Scan the material for the word "BODY", and copy each line where it shows up.
--- BEGIN ---
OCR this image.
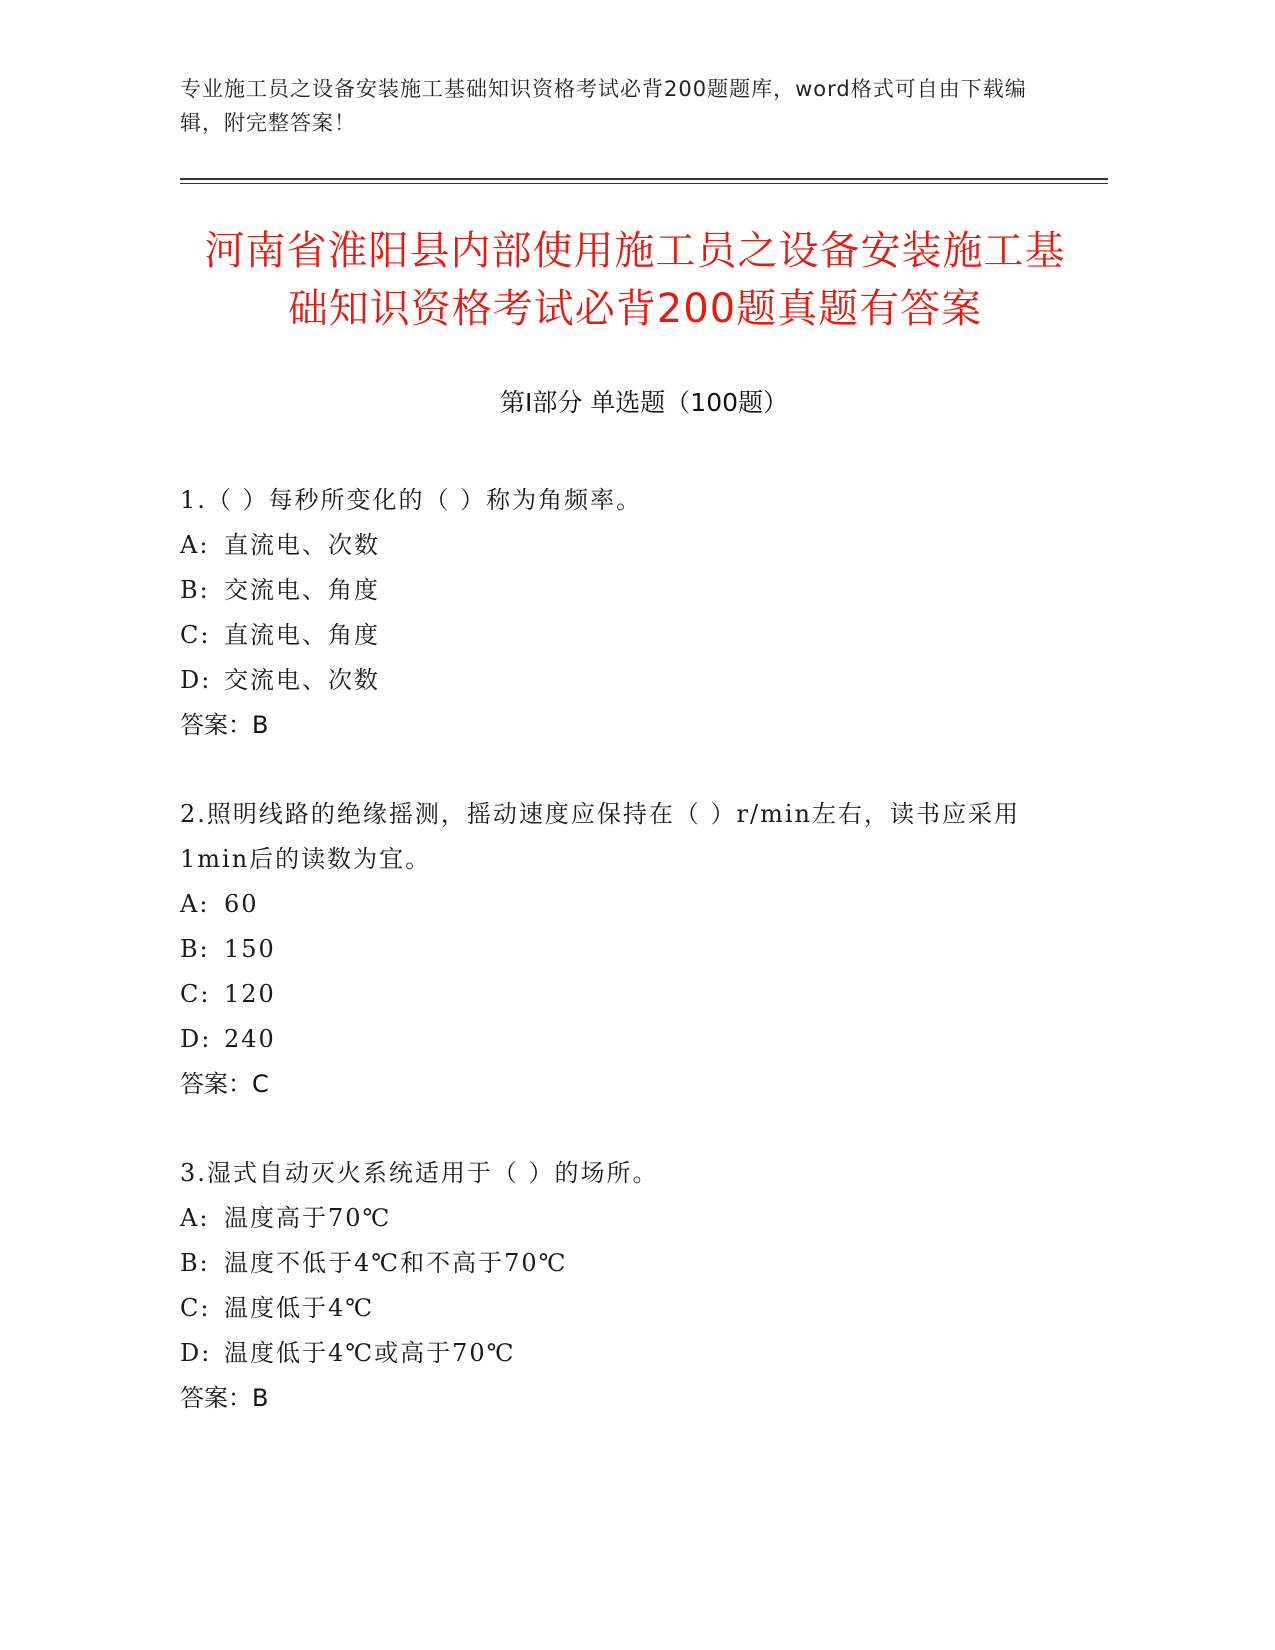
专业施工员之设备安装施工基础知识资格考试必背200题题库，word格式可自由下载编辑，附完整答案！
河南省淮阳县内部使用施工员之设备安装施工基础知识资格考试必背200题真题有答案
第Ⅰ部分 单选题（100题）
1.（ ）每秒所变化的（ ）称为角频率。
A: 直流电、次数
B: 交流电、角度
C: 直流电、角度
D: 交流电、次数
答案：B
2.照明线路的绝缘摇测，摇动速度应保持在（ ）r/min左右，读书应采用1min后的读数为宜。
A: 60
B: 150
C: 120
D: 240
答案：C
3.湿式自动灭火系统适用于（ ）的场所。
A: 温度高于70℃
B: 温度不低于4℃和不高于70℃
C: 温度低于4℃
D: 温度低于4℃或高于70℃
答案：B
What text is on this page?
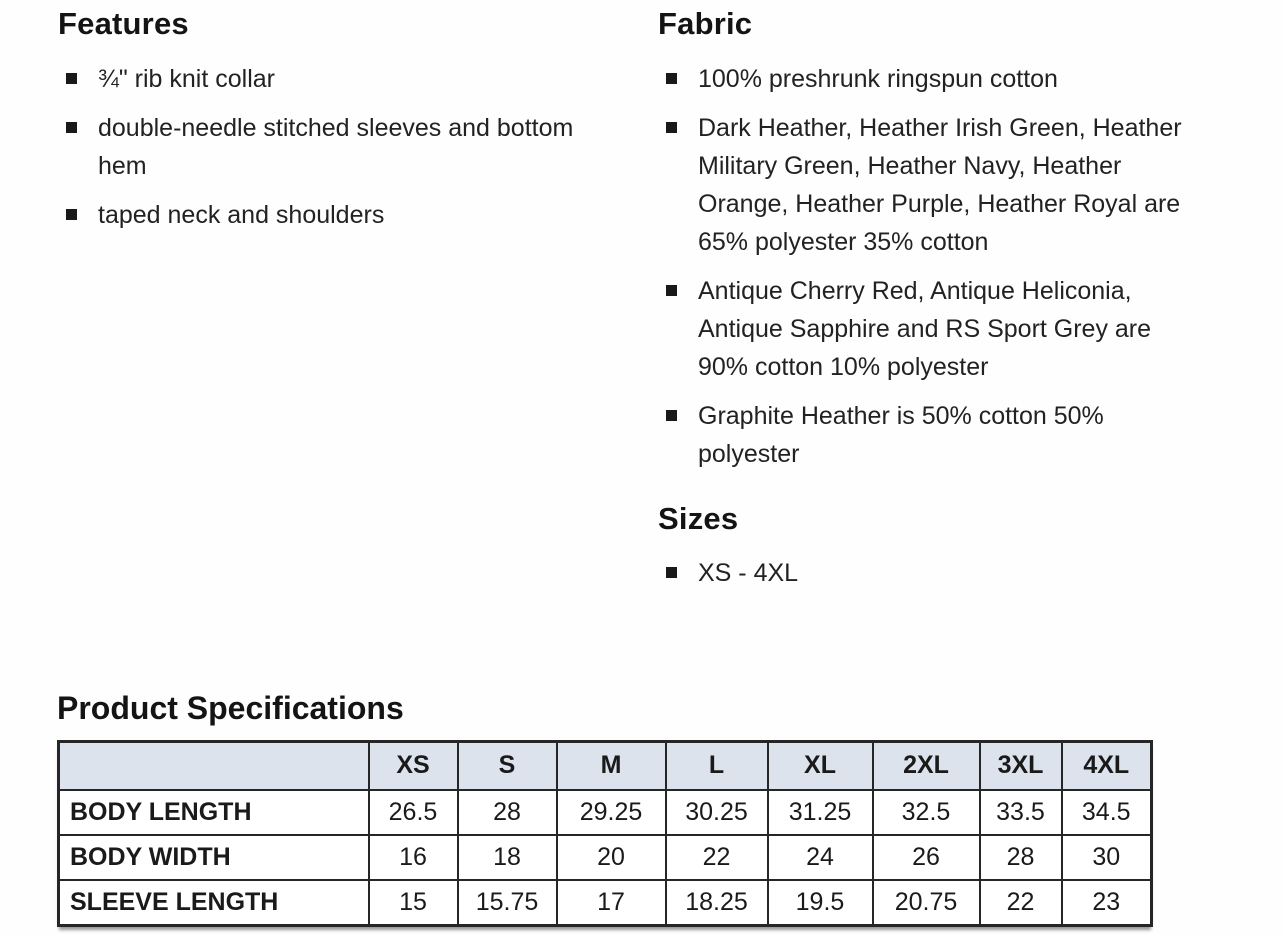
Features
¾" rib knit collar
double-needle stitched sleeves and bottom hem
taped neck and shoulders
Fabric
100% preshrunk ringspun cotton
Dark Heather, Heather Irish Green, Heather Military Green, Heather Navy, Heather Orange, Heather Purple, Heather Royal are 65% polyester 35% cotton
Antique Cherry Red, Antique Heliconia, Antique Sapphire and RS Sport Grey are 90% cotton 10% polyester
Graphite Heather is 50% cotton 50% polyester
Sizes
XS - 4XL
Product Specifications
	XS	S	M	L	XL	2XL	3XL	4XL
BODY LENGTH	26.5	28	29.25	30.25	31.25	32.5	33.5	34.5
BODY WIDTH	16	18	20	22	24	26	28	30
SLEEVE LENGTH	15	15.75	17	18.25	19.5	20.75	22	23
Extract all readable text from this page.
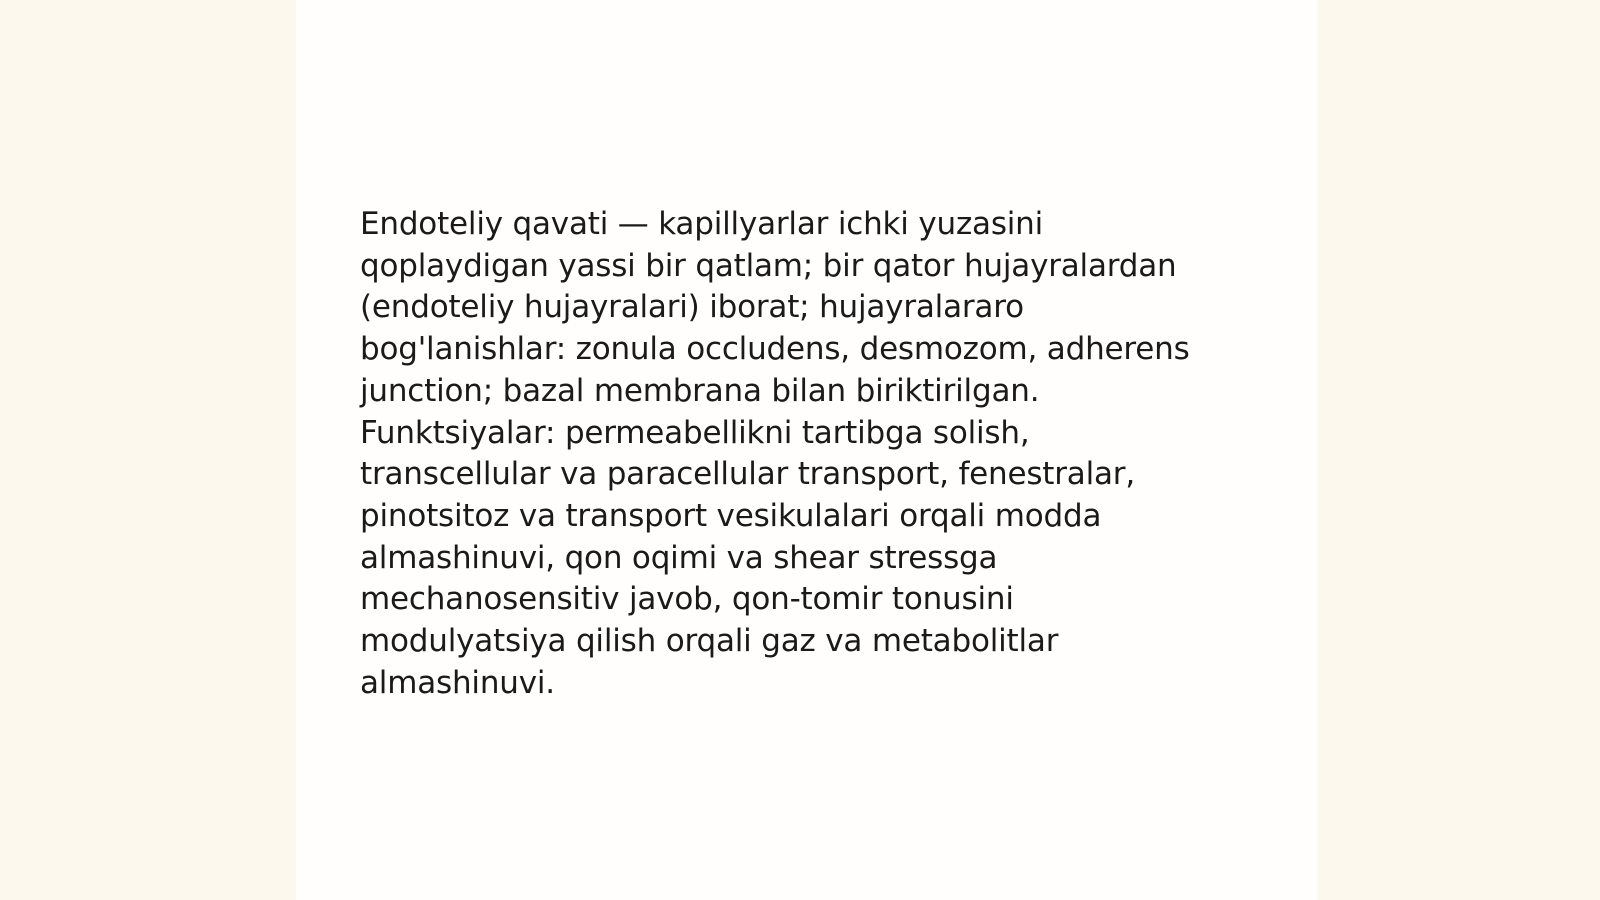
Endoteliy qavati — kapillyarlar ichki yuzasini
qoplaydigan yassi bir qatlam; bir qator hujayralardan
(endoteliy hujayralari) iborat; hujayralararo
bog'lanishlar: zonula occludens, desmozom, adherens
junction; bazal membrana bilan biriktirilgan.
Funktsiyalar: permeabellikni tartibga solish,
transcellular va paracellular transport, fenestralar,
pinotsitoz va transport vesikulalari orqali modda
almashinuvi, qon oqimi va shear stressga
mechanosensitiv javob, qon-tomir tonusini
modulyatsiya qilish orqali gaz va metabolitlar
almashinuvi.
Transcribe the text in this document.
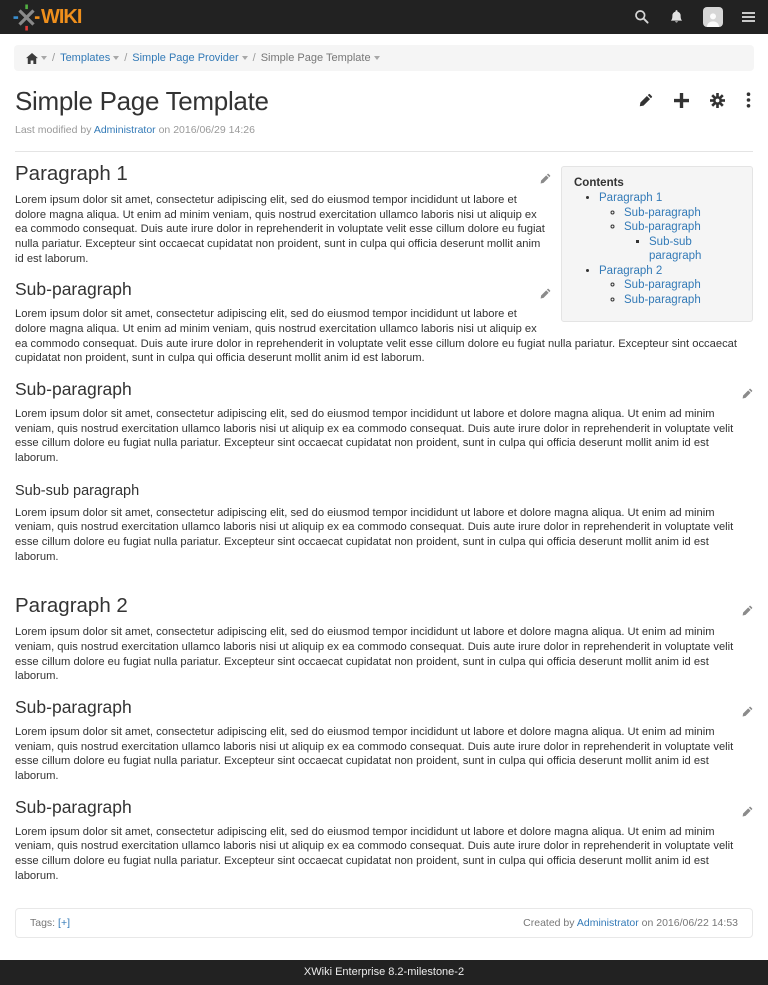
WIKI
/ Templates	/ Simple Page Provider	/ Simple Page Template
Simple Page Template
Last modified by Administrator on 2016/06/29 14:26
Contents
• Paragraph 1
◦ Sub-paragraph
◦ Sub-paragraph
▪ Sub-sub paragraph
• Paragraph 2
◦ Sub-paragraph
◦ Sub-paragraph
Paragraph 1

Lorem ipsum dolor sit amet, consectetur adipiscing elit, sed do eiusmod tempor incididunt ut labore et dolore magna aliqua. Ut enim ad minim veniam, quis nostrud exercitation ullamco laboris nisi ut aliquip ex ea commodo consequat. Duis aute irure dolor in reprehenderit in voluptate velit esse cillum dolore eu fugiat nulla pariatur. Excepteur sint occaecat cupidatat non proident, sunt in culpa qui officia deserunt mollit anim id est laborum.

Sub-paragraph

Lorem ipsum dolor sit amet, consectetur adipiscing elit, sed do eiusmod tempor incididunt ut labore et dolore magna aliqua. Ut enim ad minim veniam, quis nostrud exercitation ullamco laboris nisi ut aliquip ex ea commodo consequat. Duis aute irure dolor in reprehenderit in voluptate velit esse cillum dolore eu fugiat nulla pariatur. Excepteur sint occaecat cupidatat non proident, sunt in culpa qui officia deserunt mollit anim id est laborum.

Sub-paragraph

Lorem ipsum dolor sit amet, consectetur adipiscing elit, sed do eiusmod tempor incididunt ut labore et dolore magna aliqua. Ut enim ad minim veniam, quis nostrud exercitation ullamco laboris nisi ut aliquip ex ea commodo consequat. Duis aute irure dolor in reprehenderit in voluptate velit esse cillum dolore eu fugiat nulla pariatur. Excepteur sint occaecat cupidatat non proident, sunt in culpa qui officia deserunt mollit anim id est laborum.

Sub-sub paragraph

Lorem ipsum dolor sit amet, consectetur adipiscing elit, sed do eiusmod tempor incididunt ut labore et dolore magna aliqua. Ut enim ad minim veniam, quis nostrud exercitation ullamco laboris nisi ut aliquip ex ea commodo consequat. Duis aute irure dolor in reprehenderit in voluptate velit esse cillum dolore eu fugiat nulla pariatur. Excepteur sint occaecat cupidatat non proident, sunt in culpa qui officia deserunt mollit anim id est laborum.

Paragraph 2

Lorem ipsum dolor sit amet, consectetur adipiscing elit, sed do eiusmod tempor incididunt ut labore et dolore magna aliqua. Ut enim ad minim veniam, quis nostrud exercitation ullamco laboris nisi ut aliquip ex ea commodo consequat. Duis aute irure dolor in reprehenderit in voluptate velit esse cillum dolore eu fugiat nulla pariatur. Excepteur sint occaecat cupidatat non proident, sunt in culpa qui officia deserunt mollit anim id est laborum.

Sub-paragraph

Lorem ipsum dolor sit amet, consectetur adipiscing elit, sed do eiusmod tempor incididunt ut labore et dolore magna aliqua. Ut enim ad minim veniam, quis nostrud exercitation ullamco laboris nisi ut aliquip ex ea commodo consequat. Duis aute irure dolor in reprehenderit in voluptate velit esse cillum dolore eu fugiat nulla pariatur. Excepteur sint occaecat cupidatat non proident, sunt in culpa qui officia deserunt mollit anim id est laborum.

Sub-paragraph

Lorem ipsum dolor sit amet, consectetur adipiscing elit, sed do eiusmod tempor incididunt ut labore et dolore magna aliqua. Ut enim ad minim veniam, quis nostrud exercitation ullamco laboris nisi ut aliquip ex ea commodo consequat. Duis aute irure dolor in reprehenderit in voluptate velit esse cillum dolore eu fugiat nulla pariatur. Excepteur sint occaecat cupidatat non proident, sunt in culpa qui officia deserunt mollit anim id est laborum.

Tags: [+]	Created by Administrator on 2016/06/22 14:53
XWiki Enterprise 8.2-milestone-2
--- END ---
**Correct answer:**
BODY LENGTH	26.5	28	29.25	30.25	31.25	32.5	33.5	34.5
BODY WIDTH	16	18	20	22	24	26	28	30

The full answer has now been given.